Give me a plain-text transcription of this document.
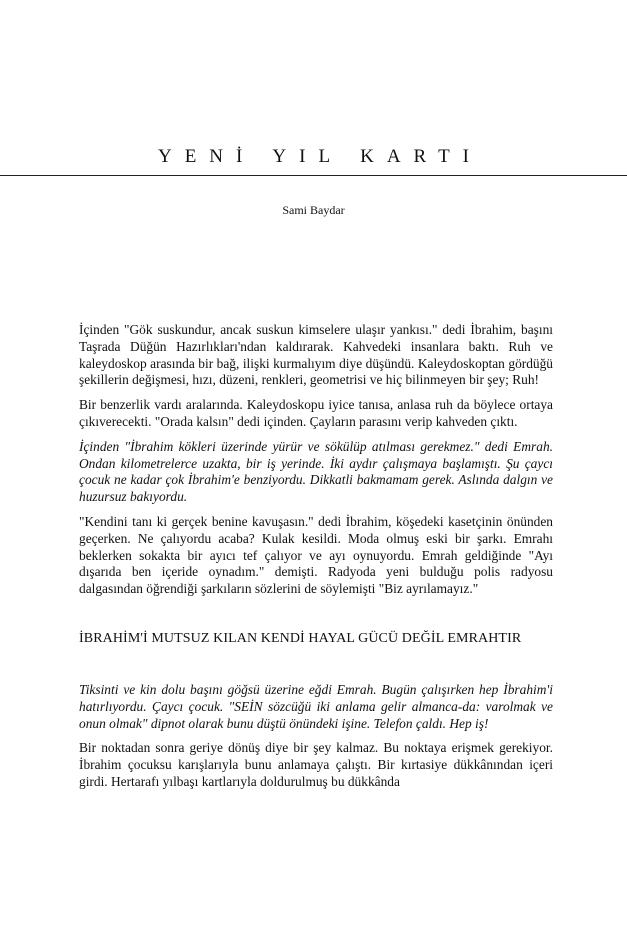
YENİ YIL KARTI
Sami Baydar

İçinden "Gök suskundur, ancak suskun kimselere ulaşır yankısı." dedi İbrahim, başını Taşrada Düğün Hazırlıkları'ndan kaldırarak. Kahvedeki insanlara baktı. Ruh ve kaleydoskop arasında bir bağ, ilişki kurmalıyım diye düşündü. Kaleydoskoptan gördüğü şekillerin değişmesi, hızı, düzeni, renkleri, geometrisi ve hiç bilinmeyen bir şey; Ruh!

Bir benzerlik vardı aralarında. Kaleydoskopu iyice tanısa, anlasa ruh da böylece ortaya çıkıverecekti. "Orada kalsın" dedi içinden. Çayların parasını verip kahveden çıktı.

İçinden "İbrahim kökleri üzerinde yürür ve sökülüp atılması gerekmez." dedi Emrah. Ondan kilometrelerce uzakta, bir iş yerinde. İki aydır çalışmaya başlamıştı. Şu çaycı çocuk ne kadar çok İbrahim'e benziyordu. Dikkatli bakmamam gerek. Aslında dalgın ve huzursuz bakıyordu.

"Kendini tanı ki gerçek benine kavuşasın." dedi İbrahim, köşedeki kasetçinin önünden geçerken. Ne çalıyordu acaba? Kulak kesildi. Moda olmuş eski bir şarkı. Emrahı beklerken sokakta bir ayıcı tef çalıyor ve ayı oynuyordu. Emrah geldiğinde "Ayı dışarıda ben içeride oynadım." demişti. Radyoda yeni bulduğu polis radyosu dalgasından öğrendiği şarkıların sözlerini de söylemişti "Biz ayrılamayız."

İBRAHİM'İ MUTSUZ KILAN KENDİ HAYAL GÜCÜ DEĞİL EMRAHTIR

Tiksinti ve kin dolu başını göğsü üzerine eğdi Emrah. Bugün çalışırken hep İbrahim'i hatırlıyordu. Çaycı çocuk. "SEİN sözcüğü iki anlama gelir almanca-da: varolmak ve onun olmak" dipnot olarak bunu düştü önündeki işine. Telefon çaldı. Hep iş!

Bir noktadan sonra geriye dönüş diye bir şey kalmaz. Bu noktaya erişmek gerekiyor. İbrahim çocuksu karışlarıyla bunu anlamaya çalıştı. Bir kırtasiye dükkânından içeri girdi. Hertarafı yılbaşı kartlarıyla doldurulmuş bu dükkânda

-------

● **Aim**:
Set each line of the records down exactly, leaving every picture out.

● **In response**:
Give me a plain-text transcription of this document.
YENİ YIL KARTI
Sami Baydar

İçinden "Gök suskundur, ancak suskun kimselere ulaşır yankısı." dedi İbrahim, başını Taşrada Düğün Hazırlıkları'ndan kaldırarak. Kahvedeki insanlara baktı. Ruh ve kaleydoskop arasında bir bağ, ilişki kurmalıyım diye düşündü. Kaleydoskoptan gördüğü şekillerin değişmesi, hızı, düzeni, renkleri, geometrisi ve hiç bilinmeyen bir şey; Ruh!

Bir benzerlik vardı aralarında. Kaleydoskopu iyice tanısa, anlasa ruh da böylece ortaya çıkıverecekti. "Orada kalsın" dedi içinden. Çayların parasını verip kahveden çıktı.

İçinden "İbrahim kökleri üzerinde yürür ve sökülüp atılması gerekmez." dedi Emrah. Ondan kilometrelerce uzakta, bir iş yerinde. İki aydır çalışmaya başlamıştı. Şu çaycı çocuk ne kadar çok İbrahim'e benziyordu. Dikkatli bakmamam gerek. Aslında dalgın ve huzursuz bakıyordu.

"Kendini tanı ki gerçek benine kavuşasın." dedi İbrahim, köşedeki kasetçinin önünden geçerken. Ne çalıyordu acaba? Kulak kesildi. Moda olmuş eski bir şarkı. Emrahı beklerken sokakta bir ayıcı tef çalıyor ve ayı oynuyordu. Emrah geldiğinde "Ayı dışarıda ben içeride oynadım." demişti. Radyoda yeni bulduğu polis radyosu dalgasından öğrendiği şarkıların sözlerini de söylemişti "Biz ayrılamayız."

İBRAHİM'İ MUTSUZ KILAN KENDİ HAYAL GÜCÜ DEĞİL EMRAHTIR

Tiksinti ve kin dolu başını göğsü üzerine eğdi Emrah. Bugün çalışırken hep İbrahim'i hatırlıyordu. Çaycı çocuk. "SEİN sözcüğü iki anlama gelir almanca-da: varolmak ve onun olmak" dipnot olarak bunu düştü önündeki işine. Telefon çaldı. Hep iş!

Bir noktadan sonra geriye dönüş diye bir şey kalmaz. Bu noktaya erişmek gerekiyor. İbrahim çocuksu karışlarıyla bunu anlamaya çalıştı. Bir kırtasiye dükkânından içeri girdi. Hertarafı yılbaşı kartlarıyla doldurulmuş bu dükkânda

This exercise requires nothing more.